- _Stored data_:
>> Start

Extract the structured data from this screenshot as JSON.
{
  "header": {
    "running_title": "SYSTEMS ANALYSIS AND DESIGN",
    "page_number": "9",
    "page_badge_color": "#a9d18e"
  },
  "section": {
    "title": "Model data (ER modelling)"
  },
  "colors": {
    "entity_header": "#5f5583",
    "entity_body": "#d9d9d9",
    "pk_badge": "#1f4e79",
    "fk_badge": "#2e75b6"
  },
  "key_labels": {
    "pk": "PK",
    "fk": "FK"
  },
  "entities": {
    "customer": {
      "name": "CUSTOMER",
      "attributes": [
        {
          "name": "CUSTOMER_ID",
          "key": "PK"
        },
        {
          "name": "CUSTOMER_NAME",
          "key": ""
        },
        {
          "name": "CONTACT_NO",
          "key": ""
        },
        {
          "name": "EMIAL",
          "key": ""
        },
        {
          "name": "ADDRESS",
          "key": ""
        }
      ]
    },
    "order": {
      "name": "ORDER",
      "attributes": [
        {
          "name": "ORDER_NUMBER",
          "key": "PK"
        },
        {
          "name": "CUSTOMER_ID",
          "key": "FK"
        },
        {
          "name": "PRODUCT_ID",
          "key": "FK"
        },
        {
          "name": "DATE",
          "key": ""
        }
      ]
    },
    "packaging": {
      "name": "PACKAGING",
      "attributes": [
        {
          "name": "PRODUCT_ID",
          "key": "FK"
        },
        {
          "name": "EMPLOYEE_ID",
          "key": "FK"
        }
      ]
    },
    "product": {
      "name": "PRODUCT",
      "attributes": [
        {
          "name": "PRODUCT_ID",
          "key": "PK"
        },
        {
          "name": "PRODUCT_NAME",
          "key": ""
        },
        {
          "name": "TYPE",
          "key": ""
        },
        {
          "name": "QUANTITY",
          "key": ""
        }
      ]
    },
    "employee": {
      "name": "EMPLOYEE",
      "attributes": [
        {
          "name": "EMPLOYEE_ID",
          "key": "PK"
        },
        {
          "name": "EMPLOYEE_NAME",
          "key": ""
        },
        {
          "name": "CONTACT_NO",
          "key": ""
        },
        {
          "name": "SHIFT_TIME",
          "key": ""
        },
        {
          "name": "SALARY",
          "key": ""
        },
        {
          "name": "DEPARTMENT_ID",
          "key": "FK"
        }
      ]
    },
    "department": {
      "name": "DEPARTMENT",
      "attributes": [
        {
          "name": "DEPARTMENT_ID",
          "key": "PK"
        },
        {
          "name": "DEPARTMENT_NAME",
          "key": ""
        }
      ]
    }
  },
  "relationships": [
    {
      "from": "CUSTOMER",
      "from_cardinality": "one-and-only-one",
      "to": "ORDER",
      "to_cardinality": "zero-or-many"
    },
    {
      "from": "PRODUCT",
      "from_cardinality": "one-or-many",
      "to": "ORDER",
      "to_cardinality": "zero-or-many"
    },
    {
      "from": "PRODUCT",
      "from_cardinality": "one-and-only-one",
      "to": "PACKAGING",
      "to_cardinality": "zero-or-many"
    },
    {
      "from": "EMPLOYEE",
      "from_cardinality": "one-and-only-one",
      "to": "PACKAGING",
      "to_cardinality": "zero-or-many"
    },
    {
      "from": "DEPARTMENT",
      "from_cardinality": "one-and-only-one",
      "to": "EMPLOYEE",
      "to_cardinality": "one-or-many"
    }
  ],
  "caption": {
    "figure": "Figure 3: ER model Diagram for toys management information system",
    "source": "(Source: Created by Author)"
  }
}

>> End

- _DESCRIPTION OF THE TASK_: Write out every entry word for word.

- _CORRECT OUTPUT_:
Extract the structured data from this screenshot as JSON.
{
  "header": {
    "running_title": "SYSTEMS ANALYSIS AND DESIGN",
    "page_number": "9",
    "page_badge_color": "#a9d18e"
  },
  "section": {
    "title": "Model data (ER modelling)"
  },
  "colors": {
    "entity_header": "#5f5583",
    "entity_body": "#d9d9d9",
    "pk_badge": "#1f4e79",
    "fk_badge": "#2e75b6"
  },
  "key_labels": {
    "pk": "PK",
    "fk": "FK"
  },
  "entities": {
    "customer": {
      "name": "CUSTOMER",
      "attributes": [
        {
          "name": "CUSTOMER_ID",
          "key": "PK"
        },
        {
          "name": "CUSTOMER_NAME",
          "key": ""
        },
        {
          "name": "CONTACT_NO",
          "key": ""
        },
        {
          "name": "EMIAL",
          "key": ""
        },
        {
          "name": "ADDRESS",
          "key": ""
        }
      ]
    },
    "order": {
      "name": "ORDER",
      "attributes": [
        {
          "name": "ORDER_NUMBER",
          "key": "PK"
        },
        {
          "name": "CUSTOMER_ID",
          "key": "FK"
        },
        {
          "name": "PRODUCT_ID",
          "key": "FK"
        },
        {
          "name": "DATE",
          "key": ""
        }
      ]
    },
    "packaging": {
      "name": "PACKAGING",
      "attributes": [
        {
          "name": "PRODUCT_ID",
          "key": "FK"
        },
        {
          "name": "EMPLOYEE_ID",
          "key": "FK"
        }
      ]
    },
    "product": {
      "name": "PRODUCT",
      "attributes": [
        {
          "name": "PRODUCT_ID",
          "key": "PK"
        },
        {
          "name": "PRODUCT_NAME",
          "key": ""
        },
        {
          "name": "TYPE",
          "key": ""
        },
        {
          "name": "QUANTITY",
          "key": ""
        }
      ]
    },
    "employee": {
      "name": "EMPLOYEE",
      "attributes": [
        {
          "name": "EMPLOYEE_ID",
          "key": "PK"
        },
        {
          "name": "EMPLOYEE_NAME",
          "key": ""
        },
        {
          "name": "CONTACT_NO",
          "key": ""
        },
        {
          "name": "SHIFT_TIME",
          "key": ""
        },
        {
          "name": "SALARY",
          "key": ""
        },
        {
          "name": "DEPARTMENT_ID",
          "key": "FK"
        }
      ]
    },
    "department": {
      "name": "DEPARTMENT",
      "attributes": [
        {
          "name": "DEPARTMENT_ID",
          "key": "PK"
        },
        {
          "name": "DEPARTMENT_NAME",
          "key": ""
        }
      ]
    }
  },
  "relationships": [
    {
      "from": "CUSTOMER",
      "from_cardinality": "one-and-only-one",
      "to": "ORDER",
      "to_cardinality": "zero-or-many"
    },
    {
      "from": "PRODUCT",
      "from_cardinality": "one-or-many",
      "to": "ORDER",
      "to_cardinality": "zero-or-many"
    },
    {
      "from": "PRODUCT",
      "from_cardinality": "one-and-only-one",
      "to": "PACKAGING",
      "to_cardinality": "zero-or-many"
    },
    {
      "from": "EMPLOYEE",
      "from_cardinality": "one-and-only-one",
      "to": "PACKAGING",
      "to_cardinality": "zero-or-many"
    },
    {
      "from": "DEPARTMENT",
      "from_cardinality": "one-and-only-one",
      "to": "EMPLOYEE",
      "to_cardinality": "one-or-many"
    }
  ],
  "caption": {
    "figure": "Figure 3: ER model Diagram for toys management information system",
    "source": "(Source: Created by Author)"
  }
}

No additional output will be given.